RECORDS TO PROCESS |

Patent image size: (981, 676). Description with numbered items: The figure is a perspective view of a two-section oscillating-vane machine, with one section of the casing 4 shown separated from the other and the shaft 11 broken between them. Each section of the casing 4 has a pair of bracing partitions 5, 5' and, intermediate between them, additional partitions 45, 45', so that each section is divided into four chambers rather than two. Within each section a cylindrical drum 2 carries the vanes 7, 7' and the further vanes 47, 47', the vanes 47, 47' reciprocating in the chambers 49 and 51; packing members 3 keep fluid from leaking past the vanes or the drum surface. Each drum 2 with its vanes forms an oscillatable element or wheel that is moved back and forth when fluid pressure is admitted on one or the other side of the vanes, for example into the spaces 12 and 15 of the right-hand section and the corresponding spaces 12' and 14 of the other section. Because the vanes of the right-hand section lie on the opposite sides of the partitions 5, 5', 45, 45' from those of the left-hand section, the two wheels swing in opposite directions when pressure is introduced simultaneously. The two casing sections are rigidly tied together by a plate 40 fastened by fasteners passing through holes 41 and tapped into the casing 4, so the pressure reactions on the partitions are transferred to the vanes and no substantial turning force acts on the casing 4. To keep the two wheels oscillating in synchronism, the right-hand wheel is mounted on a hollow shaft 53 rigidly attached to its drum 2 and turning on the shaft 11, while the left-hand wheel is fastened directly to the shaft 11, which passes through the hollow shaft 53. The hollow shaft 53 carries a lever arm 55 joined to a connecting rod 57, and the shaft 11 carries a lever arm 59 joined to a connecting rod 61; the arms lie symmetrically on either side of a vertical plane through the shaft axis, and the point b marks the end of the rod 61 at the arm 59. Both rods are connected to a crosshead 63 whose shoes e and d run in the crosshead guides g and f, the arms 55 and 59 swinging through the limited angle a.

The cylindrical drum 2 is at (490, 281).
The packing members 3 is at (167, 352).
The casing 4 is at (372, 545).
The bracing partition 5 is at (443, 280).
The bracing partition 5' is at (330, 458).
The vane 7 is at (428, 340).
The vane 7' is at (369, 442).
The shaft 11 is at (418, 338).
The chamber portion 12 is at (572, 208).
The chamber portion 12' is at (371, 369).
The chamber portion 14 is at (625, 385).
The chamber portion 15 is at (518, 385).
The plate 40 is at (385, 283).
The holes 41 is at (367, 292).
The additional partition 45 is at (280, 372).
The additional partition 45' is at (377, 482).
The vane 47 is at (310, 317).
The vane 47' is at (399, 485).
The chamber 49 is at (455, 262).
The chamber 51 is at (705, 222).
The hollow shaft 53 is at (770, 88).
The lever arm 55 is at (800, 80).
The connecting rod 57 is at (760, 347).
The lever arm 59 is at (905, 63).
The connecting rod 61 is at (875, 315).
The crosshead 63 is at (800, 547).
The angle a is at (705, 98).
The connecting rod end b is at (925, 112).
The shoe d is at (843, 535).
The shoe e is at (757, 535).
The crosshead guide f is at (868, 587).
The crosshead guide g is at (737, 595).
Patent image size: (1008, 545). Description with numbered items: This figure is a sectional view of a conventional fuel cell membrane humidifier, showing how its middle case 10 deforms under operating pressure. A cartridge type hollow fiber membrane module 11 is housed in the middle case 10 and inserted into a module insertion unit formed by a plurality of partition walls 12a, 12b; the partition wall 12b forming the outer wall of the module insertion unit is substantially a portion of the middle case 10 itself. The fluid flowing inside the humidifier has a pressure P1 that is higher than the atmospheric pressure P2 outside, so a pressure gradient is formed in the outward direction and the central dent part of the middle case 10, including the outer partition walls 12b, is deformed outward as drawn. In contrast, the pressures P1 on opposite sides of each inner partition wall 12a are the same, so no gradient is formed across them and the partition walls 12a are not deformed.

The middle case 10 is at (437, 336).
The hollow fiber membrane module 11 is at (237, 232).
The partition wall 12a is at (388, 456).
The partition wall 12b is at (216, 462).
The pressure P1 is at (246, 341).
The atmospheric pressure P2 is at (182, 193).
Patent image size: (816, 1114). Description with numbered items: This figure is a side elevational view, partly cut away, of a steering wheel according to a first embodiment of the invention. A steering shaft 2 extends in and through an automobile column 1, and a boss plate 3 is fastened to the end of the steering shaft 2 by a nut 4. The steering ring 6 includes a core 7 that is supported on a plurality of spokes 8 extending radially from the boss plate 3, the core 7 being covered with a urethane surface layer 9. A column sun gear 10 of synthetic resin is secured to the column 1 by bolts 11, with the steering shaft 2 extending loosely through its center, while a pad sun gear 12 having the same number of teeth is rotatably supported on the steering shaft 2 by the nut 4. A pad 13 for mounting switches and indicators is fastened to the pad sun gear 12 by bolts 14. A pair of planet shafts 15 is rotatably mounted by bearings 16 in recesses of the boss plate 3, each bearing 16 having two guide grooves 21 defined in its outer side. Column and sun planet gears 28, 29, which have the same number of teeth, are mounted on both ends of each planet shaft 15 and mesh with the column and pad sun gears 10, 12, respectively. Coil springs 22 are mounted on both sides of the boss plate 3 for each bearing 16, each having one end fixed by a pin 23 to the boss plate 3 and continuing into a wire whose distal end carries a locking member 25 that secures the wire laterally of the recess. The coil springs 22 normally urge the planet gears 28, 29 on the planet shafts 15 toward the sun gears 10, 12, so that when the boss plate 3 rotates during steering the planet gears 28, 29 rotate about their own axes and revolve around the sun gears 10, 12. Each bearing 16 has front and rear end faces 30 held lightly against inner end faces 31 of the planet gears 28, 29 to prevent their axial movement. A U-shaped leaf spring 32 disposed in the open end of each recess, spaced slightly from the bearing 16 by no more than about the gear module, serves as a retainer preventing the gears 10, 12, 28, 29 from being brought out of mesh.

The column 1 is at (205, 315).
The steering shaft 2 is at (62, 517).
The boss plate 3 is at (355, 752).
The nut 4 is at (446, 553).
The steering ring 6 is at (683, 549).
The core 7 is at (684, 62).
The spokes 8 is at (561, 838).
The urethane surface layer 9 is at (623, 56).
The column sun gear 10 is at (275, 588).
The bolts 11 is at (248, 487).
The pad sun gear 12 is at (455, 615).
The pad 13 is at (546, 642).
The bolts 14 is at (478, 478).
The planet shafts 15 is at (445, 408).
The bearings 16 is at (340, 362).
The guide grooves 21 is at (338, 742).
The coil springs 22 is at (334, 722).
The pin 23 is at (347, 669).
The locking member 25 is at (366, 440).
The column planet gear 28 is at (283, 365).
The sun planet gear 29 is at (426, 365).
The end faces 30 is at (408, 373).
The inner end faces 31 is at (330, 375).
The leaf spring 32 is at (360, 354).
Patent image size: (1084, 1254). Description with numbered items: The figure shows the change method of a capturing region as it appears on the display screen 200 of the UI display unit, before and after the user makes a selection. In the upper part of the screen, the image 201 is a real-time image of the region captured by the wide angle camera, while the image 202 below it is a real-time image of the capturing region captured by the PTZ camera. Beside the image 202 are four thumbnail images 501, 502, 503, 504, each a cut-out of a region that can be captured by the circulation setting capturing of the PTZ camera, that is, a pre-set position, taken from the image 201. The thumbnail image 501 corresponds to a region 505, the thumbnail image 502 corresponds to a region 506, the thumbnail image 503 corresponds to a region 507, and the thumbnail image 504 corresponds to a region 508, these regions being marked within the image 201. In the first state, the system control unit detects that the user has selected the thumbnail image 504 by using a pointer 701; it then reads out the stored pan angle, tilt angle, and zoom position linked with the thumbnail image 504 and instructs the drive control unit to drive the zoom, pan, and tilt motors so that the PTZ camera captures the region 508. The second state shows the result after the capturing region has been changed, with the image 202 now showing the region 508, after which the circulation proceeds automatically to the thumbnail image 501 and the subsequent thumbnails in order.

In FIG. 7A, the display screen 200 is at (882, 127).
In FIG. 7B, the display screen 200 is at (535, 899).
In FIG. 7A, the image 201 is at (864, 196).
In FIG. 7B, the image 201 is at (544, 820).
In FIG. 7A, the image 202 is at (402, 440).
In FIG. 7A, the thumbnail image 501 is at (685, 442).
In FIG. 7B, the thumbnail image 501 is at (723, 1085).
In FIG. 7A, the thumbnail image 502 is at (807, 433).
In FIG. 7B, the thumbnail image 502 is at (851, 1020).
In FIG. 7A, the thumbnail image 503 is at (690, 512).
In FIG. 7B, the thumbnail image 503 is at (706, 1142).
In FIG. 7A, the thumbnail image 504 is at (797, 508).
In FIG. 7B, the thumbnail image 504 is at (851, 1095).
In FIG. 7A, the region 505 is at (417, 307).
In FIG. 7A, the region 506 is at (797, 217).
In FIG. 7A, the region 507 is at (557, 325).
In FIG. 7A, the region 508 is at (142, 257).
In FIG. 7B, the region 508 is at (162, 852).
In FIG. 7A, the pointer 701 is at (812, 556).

WHAT TO DO | Rewrite the records from the line with "Patent image size: (1008, 545)." up to and including the line with "The atmospheric pressure P2 is at (182, 193).", putting "cross-sectional view" in place of "sectional view" and leaving everything else as it stands.

THE RESPONSE |
Patent image size: (1008, 545). Description with numbered items: This figure is a cross-sectional view of a conventional fuel cell membrane humidifier, showing how its middle case 10 deforms under operating pressure. A cartridge type hollow fiber membrane module 11 is housed in the middle case 10 and inserted into a module insertion unit formed by a plurality of partition walls 12a, 12b; the partition wall 12b forming the outer wall of the module insertion unit is substantially a portion of the middle case 10 itself. The fluid flowing inside the humidifier has a pressure P1 that is higher than the atmospheric pressure P2 outside, so a pressure gradient is formed in the outward direction and the central dent part of the middle case 10, including the outer partition walls 12b, is deformed outward as drawn. In contrast, the pressures P1 on opposite sides of each inner partition wall 12a are the same, so no gradient is formed across them and the partition walls 12a are not deformed.

The middle case 10 is at (437, 336).
The hollow fiber membrane module 11 is at (237, 232).
The partition wall 12a is at (388, 456).
The partition wall 12b is at (216, 462).
The pressure P1 is at (246, 341).
The atmospheric pressure P2 is at (182, 193).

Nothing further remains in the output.